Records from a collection
□ □ □ □

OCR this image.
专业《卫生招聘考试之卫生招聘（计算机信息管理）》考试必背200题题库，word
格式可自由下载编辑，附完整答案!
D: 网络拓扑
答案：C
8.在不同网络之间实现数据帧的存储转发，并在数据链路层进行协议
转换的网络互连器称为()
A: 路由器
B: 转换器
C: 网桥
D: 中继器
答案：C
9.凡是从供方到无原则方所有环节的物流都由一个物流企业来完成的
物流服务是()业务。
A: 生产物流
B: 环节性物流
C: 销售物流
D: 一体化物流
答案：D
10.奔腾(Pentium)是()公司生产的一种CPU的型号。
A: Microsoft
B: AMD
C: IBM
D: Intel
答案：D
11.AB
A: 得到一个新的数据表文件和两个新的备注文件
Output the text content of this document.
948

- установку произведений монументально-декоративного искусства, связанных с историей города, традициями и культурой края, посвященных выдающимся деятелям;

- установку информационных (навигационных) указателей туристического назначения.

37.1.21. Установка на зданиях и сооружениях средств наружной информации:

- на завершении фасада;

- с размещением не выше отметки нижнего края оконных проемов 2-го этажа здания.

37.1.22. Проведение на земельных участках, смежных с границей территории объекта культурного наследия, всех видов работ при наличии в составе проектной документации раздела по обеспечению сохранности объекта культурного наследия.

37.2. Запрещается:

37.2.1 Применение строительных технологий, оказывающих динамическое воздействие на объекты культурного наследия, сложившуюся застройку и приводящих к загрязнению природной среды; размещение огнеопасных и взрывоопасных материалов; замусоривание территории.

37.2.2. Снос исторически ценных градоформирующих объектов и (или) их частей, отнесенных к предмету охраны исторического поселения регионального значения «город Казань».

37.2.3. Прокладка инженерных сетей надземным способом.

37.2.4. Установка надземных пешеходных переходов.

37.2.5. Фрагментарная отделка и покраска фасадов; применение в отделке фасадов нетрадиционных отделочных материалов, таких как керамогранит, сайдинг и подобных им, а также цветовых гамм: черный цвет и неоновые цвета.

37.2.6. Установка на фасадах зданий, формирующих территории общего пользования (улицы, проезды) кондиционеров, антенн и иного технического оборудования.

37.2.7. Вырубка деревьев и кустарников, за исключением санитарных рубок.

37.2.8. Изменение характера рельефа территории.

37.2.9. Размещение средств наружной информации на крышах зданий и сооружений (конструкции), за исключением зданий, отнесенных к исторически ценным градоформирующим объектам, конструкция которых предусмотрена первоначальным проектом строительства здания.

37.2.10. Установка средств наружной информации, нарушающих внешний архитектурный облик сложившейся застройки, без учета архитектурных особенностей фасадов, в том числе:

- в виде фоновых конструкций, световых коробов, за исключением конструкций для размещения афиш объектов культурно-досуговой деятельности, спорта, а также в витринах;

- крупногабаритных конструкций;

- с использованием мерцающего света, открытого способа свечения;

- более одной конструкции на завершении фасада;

□ □ □ □

_Job_:
Locate the word "отнесенных" in the entries, and copy every line where it is found.

_Final result_:
37.2.2. Снос исторически ценных градоформирующих объектов и (или) их частей, отнесенных к предмету охраны исторического поселения регионального значения «город Казань».
37.2.9. Размещение средств наружной информации на крышах зданий и сооружений (конструкции), за исключением зданий, отнесенных к исторически ценным градоформирующим объектам, конструкция которых предусмотрена первоначальным проектом строительства здания.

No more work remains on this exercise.